▶ [AIM OF THE EXERCISE]: Return all lines with the word "content" in them.

Dataset records
+++++

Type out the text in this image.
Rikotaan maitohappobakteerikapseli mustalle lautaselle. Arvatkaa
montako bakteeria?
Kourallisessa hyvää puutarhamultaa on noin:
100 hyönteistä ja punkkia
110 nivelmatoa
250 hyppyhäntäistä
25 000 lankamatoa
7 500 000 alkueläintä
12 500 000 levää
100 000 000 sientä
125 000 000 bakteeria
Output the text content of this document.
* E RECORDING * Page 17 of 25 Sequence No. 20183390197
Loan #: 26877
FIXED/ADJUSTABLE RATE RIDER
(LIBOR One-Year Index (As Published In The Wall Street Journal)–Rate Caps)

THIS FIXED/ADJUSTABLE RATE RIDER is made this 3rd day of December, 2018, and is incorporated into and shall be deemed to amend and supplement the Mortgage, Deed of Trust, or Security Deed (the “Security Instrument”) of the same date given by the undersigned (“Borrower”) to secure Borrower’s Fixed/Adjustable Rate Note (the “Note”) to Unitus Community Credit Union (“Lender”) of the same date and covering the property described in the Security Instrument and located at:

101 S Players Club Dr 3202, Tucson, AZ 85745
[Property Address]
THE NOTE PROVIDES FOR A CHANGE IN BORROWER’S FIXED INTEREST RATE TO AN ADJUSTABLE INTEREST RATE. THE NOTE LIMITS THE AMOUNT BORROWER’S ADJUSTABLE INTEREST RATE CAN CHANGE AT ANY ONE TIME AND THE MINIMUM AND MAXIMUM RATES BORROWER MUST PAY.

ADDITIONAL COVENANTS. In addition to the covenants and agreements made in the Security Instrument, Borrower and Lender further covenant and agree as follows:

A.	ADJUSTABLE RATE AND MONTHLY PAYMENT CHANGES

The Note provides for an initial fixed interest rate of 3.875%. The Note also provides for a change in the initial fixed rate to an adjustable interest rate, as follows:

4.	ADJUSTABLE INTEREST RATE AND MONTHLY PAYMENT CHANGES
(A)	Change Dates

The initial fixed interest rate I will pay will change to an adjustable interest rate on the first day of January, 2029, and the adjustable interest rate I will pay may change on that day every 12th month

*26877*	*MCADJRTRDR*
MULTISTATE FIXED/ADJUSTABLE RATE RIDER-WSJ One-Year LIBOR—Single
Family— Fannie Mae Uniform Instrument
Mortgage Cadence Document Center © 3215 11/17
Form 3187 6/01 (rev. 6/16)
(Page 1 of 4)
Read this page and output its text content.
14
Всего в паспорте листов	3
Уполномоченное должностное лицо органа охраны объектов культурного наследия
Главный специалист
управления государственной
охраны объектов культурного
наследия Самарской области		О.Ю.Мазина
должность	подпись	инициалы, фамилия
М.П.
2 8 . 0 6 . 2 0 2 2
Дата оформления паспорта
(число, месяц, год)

+++++

▶ [ANSWER TO THE PROBLEM]:
Output the text content of this document.
Read this page and output its text content.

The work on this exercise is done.